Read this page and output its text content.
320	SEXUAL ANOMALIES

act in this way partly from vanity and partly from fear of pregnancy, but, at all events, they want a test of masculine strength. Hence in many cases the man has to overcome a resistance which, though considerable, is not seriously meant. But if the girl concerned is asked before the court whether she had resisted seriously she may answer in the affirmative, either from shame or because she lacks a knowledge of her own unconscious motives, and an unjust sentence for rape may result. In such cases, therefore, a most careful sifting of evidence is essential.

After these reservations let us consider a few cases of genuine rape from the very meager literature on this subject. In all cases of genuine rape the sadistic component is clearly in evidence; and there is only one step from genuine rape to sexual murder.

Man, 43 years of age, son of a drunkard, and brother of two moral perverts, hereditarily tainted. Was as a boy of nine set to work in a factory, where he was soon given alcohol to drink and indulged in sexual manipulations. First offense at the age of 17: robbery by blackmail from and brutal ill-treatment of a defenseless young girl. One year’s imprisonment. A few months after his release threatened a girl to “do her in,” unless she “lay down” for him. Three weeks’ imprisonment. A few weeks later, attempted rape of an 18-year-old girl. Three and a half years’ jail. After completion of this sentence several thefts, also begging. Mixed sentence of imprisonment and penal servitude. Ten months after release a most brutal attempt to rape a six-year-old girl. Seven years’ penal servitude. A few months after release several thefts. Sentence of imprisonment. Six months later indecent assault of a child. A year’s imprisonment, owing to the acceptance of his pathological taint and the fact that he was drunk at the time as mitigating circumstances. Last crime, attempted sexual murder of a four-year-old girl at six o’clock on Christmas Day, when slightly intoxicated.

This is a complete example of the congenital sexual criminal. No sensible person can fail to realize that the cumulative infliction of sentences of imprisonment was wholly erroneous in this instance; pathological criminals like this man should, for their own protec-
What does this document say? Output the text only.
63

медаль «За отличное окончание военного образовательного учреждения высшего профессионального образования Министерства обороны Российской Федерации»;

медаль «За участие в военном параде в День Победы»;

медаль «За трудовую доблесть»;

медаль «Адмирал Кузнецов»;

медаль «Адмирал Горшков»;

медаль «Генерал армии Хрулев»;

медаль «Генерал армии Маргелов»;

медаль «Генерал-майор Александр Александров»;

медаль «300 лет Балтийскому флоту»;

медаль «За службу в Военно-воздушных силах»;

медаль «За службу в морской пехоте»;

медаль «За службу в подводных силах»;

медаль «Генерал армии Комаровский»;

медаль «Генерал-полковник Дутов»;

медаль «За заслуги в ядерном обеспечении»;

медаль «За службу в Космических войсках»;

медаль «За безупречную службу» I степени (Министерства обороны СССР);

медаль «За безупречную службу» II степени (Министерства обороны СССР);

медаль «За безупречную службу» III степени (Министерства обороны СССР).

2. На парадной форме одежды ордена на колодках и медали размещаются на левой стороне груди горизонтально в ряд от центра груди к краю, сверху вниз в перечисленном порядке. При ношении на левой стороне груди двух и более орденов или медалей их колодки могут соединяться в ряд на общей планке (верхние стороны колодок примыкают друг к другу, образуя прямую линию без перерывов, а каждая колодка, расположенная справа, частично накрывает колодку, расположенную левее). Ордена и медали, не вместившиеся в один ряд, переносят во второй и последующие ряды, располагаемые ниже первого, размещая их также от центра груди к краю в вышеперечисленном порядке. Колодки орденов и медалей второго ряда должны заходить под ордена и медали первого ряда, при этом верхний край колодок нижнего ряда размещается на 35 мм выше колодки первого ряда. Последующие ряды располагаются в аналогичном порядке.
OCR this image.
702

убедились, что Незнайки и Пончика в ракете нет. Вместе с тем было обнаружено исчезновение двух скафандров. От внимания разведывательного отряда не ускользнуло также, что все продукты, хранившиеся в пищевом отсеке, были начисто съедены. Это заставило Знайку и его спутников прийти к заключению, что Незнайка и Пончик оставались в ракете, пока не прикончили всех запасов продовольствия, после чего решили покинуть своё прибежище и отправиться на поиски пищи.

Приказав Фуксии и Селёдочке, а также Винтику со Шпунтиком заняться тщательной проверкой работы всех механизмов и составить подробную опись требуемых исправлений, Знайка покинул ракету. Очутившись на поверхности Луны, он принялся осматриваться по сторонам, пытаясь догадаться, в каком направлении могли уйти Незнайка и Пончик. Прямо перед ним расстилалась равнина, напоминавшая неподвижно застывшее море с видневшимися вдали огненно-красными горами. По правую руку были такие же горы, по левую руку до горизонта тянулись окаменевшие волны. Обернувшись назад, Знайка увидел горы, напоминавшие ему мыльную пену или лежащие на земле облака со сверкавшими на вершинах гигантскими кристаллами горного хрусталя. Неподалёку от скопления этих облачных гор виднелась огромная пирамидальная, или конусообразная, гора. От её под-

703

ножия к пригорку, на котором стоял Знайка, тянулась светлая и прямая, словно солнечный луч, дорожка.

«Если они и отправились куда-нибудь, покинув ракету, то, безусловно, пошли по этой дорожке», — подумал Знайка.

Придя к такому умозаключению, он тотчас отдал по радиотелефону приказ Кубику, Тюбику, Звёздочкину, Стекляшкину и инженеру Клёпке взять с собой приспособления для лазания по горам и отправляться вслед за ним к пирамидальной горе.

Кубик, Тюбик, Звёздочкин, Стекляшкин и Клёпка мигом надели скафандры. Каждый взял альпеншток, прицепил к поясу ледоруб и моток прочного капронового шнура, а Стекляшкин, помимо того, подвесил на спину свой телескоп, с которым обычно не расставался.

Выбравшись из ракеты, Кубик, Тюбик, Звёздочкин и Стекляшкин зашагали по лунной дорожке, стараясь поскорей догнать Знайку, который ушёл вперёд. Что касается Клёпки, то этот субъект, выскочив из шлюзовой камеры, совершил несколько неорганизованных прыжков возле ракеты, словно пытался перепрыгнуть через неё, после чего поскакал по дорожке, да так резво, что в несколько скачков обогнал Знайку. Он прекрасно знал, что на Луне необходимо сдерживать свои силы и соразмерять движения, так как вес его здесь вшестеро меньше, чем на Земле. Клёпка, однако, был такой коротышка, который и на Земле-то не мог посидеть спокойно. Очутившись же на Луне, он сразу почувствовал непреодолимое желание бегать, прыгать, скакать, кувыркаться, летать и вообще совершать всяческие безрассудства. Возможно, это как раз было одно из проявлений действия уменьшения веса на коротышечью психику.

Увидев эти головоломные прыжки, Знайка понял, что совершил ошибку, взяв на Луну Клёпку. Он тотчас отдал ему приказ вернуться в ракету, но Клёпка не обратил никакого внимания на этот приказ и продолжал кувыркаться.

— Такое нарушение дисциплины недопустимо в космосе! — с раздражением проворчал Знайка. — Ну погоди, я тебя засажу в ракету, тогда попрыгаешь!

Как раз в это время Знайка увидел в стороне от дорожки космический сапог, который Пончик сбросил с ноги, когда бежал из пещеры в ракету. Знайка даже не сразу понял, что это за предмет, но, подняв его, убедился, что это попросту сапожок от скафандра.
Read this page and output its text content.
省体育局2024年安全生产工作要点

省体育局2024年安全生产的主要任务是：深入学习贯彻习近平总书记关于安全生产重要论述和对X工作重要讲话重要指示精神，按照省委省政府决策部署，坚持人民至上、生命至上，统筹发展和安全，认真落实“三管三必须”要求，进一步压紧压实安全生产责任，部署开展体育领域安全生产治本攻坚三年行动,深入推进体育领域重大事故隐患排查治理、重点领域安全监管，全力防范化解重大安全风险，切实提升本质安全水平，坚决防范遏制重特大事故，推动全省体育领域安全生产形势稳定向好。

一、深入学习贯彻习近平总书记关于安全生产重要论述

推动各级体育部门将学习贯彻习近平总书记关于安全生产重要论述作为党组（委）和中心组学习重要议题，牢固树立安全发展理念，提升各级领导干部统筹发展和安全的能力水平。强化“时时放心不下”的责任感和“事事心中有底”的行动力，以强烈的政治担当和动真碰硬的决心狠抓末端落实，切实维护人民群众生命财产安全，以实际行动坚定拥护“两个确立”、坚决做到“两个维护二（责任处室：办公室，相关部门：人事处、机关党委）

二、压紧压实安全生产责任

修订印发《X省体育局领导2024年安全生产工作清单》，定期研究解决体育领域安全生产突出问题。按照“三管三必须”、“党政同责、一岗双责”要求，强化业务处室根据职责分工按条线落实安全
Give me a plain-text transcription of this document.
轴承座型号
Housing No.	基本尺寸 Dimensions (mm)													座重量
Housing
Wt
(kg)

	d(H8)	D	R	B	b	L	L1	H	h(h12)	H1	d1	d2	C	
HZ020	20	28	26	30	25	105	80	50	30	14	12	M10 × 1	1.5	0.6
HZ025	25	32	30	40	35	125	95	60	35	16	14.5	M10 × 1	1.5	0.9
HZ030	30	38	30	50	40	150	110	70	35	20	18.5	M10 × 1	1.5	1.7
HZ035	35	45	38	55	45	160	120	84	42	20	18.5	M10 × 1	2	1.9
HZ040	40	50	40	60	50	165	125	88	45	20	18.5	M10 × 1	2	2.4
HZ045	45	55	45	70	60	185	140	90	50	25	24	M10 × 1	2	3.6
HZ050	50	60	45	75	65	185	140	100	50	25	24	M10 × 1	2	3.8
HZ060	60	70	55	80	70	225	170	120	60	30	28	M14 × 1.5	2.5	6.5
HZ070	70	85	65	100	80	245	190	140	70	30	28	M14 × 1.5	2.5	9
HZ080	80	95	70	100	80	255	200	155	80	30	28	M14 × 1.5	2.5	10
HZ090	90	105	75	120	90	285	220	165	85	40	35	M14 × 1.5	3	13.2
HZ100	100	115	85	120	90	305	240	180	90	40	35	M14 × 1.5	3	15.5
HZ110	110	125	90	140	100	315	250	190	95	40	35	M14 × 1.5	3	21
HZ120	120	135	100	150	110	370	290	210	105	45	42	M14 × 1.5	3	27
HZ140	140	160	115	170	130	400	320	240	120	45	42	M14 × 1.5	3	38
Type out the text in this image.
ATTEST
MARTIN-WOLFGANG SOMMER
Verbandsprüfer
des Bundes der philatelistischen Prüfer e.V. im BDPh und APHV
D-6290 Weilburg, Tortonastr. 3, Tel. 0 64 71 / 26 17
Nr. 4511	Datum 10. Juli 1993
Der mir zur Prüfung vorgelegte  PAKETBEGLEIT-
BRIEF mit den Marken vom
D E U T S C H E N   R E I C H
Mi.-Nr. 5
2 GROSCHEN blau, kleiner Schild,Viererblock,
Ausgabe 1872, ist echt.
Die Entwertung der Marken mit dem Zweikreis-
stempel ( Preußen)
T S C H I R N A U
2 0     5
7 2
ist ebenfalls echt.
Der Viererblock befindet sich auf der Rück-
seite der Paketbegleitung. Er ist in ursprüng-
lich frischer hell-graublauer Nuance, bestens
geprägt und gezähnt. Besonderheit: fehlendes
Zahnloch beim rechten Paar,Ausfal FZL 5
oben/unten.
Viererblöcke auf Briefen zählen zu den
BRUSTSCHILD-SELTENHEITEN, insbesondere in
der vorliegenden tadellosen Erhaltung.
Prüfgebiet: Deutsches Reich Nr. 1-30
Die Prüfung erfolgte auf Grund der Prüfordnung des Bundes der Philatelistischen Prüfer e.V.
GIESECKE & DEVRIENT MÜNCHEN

_ _ _ _ _

Go through the entries above and count the lines containing the word "text"; give only that count.

5